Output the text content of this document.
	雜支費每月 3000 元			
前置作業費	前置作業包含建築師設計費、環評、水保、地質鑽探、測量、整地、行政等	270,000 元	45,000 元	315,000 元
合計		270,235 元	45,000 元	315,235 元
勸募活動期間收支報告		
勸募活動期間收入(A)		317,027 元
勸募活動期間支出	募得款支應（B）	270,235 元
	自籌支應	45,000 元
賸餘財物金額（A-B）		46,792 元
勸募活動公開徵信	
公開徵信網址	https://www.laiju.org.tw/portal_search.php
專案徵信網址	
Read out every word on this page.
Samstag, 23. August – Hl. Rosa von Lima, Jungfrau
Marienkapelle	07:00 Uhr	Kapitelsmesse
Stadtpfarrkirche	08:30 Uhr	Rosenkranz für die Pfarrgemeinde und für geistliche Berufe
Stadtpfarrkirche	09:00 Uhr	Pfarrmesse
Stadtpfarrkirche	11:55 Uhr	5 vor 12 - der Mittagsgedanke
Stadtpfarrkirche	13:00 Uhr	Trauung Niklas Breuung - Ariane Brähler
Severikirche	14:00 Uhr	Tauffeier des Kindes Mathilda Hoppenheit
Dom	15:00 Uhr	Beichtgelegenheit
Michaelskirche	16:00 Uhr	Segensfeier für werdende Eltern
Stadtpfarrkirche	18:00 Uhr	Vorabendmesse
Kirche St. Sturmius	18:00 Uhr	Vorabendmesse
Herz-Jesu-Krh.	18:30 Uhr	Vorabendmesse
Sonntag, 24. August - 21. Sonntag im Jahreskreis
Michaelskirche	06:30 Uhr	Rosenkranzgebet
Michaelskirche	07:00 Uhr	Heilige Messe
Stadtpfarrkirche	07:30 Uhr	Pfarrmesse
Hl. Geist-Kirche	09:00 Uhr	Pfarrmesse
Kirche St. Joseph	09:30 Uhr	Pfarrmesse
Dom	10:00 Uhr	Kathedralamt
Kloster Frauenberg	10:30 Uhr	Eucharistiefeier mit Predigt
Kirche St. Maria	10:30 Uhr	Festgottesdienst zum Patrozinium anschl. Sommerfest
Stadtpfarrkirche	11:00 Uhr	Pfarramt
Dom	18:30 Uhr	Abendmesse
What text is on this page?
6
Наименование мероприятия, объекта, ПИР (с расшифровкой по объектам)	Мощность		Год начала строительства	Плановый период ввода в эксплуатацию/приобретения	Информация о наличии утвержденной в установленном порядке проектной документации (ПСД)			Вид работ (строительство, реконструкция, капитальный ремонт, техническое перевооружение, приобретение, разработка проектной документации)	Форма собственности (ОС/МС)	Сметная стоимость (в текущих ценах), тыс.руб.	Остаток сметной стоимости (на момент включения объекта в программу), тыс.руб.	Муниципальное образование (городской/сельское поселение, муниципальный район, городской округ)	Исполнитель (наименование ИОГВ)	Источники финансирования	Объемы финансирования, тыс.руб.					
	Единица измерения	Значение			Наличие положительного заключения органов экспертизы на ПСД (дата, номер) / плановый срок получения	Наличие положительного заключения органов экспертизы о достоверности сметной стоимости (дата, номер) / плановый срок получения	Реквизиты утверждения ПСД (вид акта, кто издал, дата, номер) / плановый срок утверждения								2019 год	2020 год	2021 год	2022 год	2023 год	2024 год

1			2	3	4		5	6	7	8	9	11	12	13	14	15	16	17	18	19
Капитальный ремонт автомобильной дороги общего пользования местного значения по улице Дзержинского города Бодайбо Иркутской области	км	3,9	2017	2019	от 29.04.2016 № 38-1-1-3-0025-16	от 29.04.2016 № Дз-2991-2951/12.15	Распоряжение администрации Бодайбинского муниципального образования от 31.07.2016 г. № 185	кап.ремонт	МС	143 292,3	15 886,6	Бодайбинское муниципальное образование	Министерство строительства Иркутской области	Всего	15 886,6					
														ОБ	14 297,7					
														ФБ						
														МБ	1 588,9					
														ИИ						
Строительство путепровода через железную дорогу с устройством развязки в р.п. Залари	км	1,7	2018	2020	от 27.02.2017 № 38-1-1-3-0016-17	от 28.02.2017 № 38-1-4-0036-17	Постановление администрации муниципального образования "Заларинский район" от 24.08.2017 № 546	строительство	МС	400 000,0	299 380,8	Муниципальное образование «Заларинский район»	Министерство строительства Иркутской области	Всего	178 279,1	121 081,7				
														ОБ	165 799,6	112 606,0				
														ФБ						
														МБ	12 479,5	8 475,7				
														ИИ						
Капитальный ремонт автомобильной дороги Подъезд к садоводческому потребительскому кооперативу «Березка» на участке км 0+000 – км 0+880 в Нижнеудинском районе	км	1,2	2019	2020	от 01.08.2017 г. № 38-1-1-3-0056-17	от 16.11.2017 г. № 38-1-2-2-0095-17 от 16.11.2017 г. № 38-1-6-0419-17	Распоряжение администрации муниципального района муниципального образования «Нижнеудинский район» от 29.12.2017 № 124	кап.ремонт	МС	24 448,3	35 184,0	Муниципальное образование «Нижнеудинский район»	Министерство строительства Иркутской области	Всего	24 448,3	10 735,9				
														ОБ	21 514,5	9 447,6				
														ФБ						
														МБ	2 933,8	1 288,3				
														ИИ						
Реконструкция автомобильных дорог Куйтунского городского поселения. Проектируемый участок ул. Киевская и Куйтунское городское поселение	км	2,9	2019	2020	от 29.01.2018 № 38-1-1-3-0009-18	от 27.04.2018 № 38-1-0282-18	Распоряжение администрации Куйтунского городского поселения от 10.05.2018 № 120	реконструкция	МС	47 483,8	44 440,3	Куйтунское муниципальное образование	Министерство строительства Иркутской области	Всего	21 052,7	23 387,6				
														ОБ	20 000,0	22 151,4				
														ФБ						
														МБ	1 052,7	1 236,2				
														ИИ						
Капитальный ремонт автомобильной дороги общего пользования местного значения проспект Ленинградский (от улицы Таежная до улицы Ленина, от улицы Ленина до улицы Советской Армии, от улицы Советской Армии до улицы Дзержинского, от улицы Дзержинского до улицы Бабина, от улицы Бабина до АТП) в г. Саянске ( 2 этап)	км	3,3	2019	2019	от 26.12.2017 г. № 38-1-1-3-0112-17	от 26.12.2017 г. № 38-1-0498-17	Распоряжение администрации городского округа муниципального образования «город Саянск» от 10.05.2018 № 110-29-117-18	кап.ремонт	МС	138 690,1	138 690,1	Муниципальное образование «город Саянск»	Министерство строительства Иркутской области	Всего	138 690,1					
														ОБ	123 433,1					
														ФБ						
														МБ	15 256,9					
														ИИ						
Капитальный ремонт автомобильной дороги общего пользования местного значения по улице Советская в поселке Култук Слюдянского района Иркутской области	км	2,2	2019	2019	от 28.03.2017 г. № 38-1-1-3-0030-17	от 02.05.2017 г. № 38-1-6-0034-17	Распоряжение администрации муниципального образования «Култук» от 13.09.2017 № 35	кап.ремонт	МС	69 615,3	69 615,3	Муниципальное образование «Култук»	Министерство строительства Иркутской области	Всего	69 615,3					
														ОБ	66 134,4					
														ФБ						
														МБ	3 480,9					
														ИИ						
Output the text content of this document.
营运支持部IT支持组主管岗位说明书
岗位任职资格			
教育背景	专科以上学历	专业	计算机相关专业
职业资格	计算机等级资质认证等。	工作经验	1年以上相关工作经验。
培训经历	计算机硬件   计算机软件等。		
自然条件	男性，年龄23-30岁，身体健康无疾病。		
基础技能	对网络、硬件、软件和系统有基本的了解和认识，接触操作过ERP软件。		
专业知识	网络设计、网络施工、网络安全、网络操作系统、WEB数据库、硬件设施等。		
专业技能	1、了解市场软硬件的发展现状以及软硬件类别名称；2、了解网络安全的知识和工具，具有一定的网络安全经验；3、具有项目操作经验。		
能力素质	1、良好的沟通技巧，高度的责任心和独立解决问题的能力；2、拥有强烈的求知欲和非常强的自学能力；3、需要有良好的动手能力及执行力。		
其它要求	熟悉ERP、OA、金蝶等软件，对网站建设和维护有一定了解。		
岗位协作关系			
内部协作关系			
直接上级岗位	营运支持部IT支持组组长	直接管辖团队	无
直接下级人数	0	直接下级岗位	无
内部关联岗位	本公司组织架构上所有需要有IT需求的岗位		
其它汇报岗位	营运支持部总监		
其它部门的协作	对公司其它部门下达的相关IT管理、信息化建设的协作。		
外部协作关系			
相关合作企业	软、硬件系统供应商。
• • • • •
* _WORK REQUIRED_: Write only the number of lines that include "Vorabendmesse".

* _CORRECT ANSWER_: 3